▶

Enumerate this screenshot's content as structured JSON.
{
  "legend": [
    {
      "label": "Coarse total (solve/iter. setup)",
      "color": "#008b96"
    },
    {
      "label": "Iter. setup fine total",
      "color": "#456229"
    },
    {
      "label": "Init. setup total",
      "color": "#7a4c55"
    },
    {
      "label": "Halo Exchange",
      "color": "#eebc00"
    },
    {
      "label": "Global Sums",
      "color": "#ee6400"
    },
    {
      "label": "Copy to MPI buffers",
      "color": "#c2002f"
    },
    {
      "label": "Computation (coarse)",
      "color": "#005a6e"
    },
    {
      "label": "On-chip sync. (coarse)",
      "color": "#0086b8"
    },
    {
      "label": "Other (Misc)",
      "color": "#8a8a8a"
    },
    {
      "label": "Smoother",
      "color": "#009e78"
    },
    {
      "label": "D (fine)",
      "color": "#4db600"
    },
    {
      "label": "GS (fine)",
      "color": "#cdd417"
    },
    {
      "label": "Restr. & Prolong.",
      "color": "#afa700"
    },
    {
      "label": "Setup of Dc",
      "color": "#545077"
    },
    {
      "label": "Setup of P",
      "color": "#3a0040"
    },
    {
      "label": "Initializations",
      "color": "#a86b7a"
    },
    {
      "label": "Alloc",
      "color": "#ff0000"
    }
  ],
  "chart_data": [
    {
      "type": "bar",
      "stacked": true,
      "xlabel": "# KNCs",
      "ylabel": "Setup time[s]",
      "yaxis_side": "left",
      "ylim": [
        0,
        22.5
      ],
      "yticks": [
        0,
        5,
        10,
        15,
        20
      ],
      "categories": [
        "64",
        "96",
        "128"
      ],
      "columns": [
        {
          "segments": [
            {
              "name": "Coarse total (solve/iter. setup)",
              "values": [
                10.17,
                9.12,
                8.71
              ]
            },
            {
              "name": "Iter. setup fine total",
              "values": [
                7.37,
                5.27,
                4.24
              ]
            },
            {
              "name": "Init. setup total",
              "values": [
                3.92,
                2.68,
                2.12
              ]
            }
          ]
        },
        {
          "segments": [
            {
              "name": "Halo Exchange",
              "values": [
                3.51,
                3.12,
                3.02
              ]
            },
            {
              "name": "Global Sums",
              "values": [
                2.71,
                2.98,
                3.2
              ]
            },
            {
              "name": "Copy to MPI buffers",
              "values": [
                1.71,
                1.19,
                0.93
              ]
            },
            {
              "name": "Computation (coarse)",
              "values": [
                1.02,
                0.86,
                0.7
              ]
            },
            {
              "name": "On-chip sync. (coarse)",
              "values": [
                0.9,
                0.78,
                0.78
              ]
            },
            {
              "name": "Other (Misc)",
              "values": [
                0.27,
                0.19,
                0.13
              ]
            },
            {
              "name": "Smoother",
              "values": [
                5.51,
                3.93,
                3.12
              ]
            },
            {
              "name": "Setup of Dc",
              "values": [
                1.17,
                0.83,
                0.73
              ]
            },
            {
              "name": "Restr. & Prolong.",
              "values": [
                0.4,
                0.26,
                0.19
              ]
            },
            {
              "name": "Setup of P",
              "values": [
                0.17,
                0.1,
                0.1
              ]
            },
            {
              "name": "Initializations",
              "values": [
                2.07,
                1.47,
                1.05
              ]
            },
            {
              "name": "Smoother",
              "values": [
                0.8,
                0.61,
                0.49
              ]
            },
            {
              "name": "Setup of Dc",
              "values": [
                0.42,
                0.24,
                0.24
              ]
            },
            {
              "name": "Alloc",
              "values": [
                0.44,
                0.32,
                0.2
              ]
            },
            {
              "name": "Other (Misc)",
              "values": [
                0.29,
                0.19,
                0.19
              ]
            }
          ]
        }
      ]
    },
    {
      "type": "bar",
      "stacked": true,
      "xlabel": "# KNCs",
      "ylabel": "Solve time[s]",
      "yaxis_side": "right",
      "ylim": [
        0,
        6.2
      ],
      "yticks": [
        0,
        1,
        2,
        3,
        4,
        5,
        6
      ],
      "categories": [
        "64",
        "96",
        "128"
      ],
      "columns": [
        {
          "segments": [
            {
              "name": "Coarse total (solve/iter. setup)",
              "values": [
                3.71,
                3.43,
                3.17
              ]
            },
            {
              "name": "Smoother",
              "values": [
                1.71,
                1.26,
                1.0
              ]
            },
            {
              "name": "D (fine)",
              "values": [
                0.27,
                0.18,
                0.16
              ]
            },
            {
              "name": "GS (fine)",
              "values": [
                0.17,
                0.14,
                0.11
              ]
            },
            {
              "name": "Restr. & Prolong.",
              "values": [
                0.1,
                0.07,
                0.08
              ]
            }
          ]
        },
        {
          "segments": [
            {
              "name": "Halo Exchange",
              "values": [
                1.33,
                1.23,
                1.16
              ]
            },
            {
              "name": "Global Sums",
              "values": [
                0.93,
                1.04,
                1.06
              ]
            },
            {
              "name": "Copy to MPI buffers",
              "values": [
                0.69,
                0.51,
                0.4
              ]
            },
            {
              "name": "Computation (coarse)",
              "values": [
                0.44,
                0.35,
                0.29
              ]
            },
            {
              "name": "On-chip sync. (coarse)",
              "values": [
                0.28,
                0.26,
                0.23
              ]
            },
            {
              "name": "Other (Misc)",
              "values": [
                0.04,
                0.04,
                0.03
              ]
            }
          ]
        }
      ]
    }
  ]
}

◀

## TASK GOAL
Please output the entries above, every line exactly as it reads.

## CORRECT RESULT
Enumerate this screenshot's content as structured JSON.
{
  "legend": [
    {
      "label": "Coarse total (solve/iter. setup)",
      "color": "#008b96"
    },
    {
      "label": "Iter. setup fine total",
      "color": "#456229"
    },
    {
      "label": "Init. setup total",
      "color": "#7a4c55"
    },
    {
      "label": "Halo Exchange",
      "color": "#eebc00"
    },
    {
      "label": "Global Sums",
      "color": "#ee6400"
    },
    {
      "label": "Copy to MPI buffers",
      "color": "#c2002f"
    },
    {
      "label": "Computation (coarse)",
      "color": "#005a6e"
    },
    {
      "label": "On-chip sync. (coarse)",
      "color": "#0086b8"
    },
    {
      "label": "Other (Misc)",
      "color": "#8a8a8a"
    },
    {
      "label": "Smoother",
      "color": "#009e78"
    },
    {
      "label": "D (fine)",
      "color": "#4db600"
    },
    {
      "label": "GS (fine)",
      "color": "#cdd417"
    },
    {
      "label": "Restr. & Prolong.",
      "color": "#afa700"
    },
    {
      "label": "Setup of Dc",
      "color": "#545077"
    },
    {
      "label": "Setup of P",
      "color": "#3a0040"
    },
    {
      "label": "Initializations",
      "color": "#a86b7a"
    },
    {
      "label": "Alloc",
      "color": "#ff0000"
    }
  ],
  "chart_data": [
    {
      "type": "bar",
      "stacked": true,
      "xlabel": "# KNCs",
      "ylabel": "Setup time[s]",
      "yaxis_side": "left",
      "ylim": [
        0,
        22.5
      ],
      "yticks": [
        0,
        5,
        10,
        15,
        20
      ],
      "categories": [
        "64",
        "96",
        "128"
      ],
      "columns": [
        {
          "segments": [
            {
              "name": "Coarse total (solve/iter. setup)",
              "values": [
                10.17,
                9.12,
                8.71
              ]
            },
            {
              "name": "Iter. setup fine total",
              "values": [
                7.37,
                5.27,
                4.24
              ]
            },
            {
              "name": "Init. setup total",
              "values": [
                3.92,
                2.68,
                2.12
              ]
            }
          ]
        },
        {
          "segments": [
            {
              "name": "Halo Exchange",
              "values": [
                3.51,
                3.12,
                3.02
              ]
            },
            {
              "name": "Global Sums",
              "values": [
                2.71,
                2.98,
                3.2
              ]
            },
            {
              "name": "Copy to MPI buffers",
              "values": [
                1.71,
                1.19,
                0.93
              ]
            },
            {
              "name": "Computation (coarse)",
              "values": [
                1.02,
                0.86,
                0.7
              ]
            },
            {
              "name": "On-chip sync. (coarse)",
              "values": [
                0.9,
                0.78,
                0.78
              ]
            },
            {
              "name": "Other (Misc)",
              "values": [
                0.27,
                0.19,
                0.13
              ]
            },
            {
              "name": "Smoother",
              "values": [
                5.51,
                3.93,
                3.12
              ]
            },
            {
              "name": "Setup of Dc",
              "values": [
                1.17,
                0.83,
                0.73
              ]
            },
            {
              "name": "Restr. & Prolong.",
              "values": [
                0.4,
                0.26,
                0.19
              ]
            },
            {
              "name": "Setup of P",
              "values": [
                0.17,
                0.1,
                0.1
              ]
            },
            {
              "name": "Initializations",
              "values": [
                2.07,
                1.47,
                1.05
              ]
            },
            {
              "name": "Smoother",
              "values": [
                0.8,
                0.61,
                0.49
              ]
            },
            {
              "name": "Setup of Dc",
              "values": [
                0.42,
                0.24,
                0.24
              ]
            },
            {
              "name": "Alloc",
              "values": [
                0.44,
                0.32,
                0.2
              ]
            },
            {
              "name": "Other (Misc)",
              "values": [
                0.29,
                0.19,
                0.19
              ]
            }
          ]
        }
      ]
    },
    {
      "type": "bar",
      "stacked": true,
      "xlabel": "# KNCs",
      "ylabel": "Solve time[s]",
      "yaxis_side": "right",
      "ylim": [
        0,
        6.2
      ],
      "yticks": [
        0,
        1,
        2,
        3,
        4,
        5,
        6
      ],
      "categories": [
        "64",
        "96",
        "128"
      ],
      "columns": [
        {
          "segments": [
            {
              "name": "Coarse total (solve/iter. setup)",
              "values": [
                3.71,
                3.43,
                3.17
              ]
            },
            {
              "name": "Smoother",
              "values": [
                1.71,
                1.26,
                1.0
              ]
            },
            {
              "name": "D (fine)",
              "values": [
                0.27,
                0.18,
                0.16
              ]
            },
            {
              "name": "GS (fine)",
              "values": [
                0.17,
                0.14,
                0.11
              ]
            },
            {
              "name": "Restr. & Prolong.",
              "values": [
                0.1,
                0.07,
                0.08
              ]
            }
          ]
        },
        {
          "segments": [
            {
              "name": "Halo Exchange",
              "values": [
                1.33,
                1.23,
                1.16
              ]
            },
            {
              "name": "Global Sums",
              "values": [
                0.93,
                1.04,
                1.06
              ]
            },
            {
              "name": "Copy to MPI buffers",
              "values": [
                0.69,
                0.51,
                0.4
              ]
            },
            {
              "name": "Computation (coarse)",
              "values": [
                0.44,
                0.35,
                0.29
              ]
            },
            {
              "name": "On-chip sync. (coarse)",
              "values": [
                0.28,
                0.26,
                0.23
              ]
            },
            {
              "name": "Other (Misc)",
              "values": [
                0.04,
                0.04,
                0.03
              ]
            }
          ]
        }
      ]
    }
  ]
}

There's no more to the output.